#### EXERCISE DETAILS
Read the records below and copy each line that contains "time".

Interface dataset entries
+---+
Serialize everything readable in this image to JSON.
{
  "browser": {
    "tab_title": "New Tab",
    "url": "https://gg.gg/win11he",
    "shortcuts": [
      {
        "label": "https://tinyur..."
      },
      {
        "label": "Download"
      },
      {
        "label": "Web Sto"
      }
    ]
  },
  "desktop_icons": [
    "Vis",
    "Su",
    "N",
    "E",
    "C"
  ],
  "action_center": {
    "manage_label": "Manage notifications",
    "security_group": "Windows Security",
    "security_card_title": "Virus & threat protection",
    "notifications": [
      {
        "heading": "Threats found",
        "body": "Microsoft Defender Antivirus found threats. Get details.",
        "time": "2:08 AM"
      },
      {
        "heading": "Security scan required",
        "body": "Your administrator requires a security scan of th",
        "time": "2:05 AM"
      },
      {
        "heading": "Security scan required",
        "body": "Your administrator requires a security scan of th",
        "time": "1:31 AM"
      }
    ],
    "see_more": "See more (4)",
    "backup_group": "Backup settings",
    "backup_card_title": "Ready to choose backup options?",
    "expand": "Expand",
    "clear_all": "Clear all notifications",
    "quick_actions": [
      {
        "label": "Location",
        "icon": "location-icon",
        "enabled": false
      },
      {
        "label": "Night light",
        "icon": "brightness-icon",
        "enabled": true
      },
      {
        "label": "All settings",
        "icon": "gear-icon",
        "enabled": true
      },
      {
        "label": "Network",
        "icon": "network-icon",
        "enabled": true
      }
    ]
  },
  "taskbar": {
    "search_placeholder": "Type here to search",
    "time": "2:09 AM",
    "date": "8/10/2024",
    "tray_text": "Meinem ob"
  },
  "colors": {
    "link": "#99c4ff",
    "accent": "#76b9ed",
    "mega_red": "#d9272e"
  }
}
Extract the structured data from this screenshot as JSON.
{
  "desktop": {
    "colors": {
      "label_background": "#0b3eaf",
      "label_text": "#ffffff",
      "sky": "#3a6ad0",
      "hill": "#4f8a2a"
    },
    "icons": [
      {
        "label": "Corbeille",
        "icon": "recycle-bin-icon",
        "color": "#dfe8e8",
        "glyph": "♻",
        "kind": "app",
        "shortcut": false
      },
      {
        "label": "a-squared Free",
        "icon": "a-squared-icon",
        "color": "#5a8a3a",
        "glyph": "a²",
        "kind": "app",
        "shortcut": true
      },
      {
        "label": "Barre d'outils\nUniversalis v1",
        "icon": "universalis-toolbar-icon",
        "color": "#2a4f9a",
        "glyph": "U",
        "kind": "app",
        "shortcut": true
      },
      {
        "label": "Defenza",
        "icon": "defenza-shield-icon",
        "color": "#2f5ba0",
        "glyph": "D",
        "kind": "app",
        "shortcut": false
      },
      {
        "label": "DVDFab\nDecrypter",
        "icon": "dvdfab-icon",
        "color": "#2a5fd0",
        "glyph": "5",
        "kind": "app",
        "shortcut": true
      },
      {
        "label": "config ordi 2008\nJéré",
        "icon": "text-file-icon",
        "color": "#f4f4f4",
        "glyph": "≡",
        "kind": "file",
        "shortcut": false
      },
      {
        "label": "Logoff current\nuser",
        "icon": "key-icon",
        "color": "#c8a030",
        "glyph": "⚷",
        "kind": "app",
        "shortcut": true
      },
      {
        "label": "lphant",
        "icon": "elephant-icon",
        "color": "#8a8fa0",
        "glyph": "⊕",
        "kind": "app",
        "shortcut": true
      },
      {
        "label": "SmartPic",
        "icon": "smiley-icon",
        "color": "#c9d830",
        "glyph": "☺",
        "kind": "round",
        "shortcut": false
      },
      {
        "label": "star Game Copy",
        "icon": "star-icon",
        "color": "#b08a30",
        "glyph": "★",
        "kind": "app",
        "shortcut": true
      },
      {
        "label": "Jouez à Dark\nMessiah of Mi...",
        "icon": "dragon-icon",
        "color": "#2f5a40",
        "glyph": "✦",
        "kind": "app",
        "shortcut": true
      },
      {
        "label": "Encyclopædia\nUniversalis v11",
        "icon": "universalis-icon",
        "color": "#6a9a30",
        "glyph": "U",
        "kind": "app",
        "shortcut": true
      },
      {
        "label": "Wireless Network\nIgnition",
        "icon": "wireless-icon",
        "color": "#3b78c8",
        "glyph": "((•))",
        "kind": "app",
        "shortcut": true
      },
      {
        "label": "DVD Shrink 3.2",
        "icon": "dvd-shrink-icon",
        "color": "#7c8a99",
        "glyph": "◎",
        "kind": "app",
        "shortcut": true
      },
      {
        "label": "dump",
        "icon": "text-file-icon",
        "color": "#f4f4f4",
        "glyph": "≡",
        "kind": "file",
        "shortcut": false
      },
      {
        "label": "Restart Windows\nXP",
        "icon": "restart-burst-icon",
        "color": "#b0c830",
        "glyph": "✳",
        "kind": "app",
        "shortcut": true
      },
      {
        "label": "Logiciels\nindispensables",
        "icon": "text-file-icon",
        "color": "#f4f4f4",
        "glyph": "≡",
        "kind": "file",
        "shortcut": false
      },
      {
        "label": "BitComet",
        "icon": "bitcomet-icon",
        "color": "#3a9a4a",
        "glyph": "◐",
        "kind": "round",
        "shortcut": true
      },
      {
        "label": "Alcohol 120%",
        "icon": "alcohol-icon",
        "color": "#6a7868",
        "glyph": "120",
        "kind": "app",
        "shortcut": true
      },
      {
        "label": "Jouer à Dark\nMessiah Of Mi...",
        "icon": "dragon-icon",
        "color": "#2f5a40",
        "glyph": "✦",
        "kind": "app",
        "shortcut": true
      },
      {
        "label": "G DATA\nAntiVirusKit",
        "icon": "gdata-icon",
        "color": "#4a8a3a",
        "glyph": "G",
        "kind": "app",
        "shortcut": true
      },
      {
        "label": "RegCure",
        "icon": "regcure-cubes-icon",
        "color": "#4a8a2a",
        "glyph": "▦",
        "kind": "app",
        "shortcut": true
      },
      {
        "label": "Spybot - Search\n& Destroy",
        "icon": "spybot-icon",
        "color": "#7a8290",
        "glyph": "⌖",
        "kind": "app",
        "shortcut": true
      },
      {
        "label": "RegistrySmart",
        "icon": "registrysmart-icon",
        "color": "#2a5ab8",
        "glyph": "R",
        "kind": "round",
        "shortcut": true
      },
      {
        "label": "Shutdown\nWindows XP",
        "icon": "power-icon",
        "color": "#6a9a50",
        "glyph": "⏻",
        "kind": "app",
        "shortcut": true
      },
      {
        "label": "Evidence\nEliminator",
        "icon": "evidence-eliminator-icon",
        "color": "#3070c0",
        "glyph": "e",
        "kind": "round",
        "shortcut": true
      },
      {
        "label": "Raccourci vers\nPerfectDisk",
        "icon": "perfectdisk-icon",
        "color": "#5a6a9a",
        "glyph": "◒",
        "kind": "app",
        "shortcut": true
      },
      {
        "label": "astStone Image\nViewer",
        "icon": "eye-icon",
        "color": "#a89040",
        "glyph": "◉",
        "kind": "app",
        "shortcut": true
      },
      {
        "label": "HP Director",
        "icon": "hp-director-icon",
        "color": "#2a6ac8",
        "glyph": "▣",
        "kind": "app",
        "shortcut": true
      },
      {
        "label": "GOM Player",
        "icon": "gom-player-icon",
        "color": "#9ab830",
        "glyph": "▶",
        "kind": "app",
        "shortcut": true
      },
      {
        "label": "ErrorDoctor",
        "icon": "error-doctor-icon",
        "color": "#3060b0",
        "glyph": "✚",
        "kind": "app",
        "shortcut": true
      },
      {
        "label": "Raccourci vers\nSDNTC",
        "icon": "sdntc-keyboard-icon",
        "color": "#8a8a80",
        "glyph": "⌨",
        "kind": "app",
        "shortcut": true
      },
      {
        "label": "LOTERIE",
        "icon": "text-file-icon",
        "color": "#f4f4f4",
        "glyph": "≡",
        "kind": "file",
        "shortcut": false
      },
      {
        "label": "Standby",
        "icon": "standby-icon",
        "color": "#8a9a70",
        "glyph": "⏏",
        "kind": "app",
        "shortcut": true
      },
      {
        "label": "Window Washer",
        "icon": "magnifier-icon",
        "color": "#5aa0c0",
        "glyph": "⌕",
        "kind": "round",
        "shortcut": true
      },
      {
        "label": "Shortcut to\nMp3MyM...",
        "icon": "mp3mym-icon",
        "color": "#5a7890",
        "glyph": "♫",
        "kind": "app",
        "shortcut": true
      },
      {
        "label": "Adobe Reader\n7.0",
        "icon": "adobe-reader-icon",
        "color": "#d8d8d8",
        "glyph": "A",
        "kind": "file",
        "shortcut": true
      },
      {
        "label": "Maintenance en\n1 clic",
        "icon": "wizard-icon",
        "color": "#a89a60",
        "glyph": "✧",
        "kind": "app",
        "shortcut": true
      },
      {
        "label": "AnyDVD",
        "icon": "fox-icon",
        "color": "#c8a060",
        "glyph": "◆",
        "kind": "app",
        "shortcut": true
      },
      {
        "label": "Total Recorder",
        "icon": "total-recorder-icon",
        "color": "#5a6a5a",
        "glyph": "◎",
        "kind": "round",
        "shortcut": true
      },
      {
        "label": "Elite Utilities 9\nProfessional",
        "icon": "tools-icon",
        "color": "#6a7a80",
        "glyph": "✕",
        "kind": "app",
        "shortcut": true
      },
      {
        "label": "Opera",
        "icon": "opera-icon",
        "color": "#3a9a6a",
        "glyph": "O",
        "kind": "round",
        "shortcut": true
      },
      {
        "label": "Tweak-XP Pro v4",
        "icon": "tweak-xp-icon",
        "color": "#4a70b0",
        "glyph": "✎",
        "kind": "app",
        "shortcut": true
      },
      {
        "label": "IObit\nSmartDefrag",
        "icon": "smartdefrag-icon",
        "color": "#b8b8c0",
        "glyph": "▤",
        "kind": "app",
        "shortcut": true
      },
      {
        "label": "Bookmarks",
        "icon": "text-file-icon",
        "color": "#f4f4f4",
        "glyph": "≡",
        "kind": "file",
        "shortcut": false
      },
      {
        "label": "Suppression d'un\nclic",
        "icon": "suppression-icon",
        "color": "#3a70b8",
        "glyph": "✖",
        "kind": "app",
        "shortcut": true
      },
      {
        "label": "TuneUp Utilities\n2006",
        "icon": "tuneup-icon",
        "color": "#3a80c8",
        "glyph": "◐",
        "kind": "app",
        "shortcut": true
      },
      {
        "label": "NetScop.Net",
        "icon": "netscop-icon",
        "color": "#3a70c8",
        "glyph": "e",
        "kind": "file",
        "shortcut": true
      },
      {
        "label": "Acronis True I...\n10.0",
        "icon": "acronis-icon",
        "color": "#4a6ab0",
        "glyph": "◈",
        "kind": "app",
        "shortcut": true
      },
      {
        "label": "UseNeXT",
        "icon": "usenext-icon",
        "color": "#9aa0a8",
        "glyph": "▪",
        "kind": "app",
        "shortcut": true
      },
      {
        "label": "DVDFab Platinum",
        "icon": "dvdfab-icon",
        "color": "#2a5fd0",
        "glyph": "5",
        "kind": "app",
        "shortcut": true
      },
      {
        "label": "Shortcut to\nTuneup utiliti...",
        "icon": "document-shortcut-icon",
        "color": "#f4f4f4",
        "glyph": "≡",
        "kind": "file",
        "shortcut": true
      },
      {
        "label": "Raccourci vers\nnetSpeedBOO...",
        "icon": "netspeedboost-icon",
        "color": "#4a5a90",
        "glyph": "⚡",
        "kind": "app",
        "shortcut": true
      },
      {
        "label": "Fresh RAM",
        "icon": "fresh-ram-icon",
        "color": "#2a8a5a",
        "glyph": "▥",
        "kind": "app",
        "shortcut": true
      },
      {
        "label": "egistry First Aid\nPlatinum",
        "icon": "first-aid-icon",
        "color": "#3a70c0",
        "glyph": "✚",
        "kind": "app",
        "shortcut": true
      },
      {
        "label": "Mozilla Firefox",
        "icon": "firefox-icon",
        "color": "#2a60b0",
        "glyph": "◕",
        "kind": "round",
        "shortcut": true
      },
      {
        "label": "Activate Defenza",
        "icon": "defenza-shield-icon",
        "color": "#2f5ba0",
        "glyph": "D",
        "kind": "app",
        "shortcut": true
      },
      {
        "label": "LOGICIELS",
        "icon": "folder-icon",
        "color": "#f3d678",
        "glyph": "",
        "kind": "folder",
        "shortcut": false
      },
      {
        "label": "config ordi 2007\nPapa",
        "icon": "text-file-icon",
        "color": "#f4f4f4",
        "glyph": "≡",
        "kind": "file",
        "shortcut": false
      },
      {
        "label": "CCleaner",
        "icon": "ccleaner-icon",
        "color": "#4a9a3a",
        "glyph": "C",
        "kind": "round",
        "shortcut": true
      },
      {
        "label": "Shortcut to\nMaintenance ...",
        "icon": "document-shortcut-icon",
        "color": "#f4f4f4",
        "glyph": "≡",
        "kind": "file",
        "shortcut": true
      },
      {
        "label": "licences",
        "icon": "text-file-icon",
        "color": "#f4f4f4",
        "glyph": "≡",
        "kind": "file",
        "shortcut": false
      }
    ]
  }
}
+---+
#### RESULT
        "time": "2:08 AM"
        "time": "2:05 AM"
        "time": "1:31 AM"
    "time": "2:09 AM",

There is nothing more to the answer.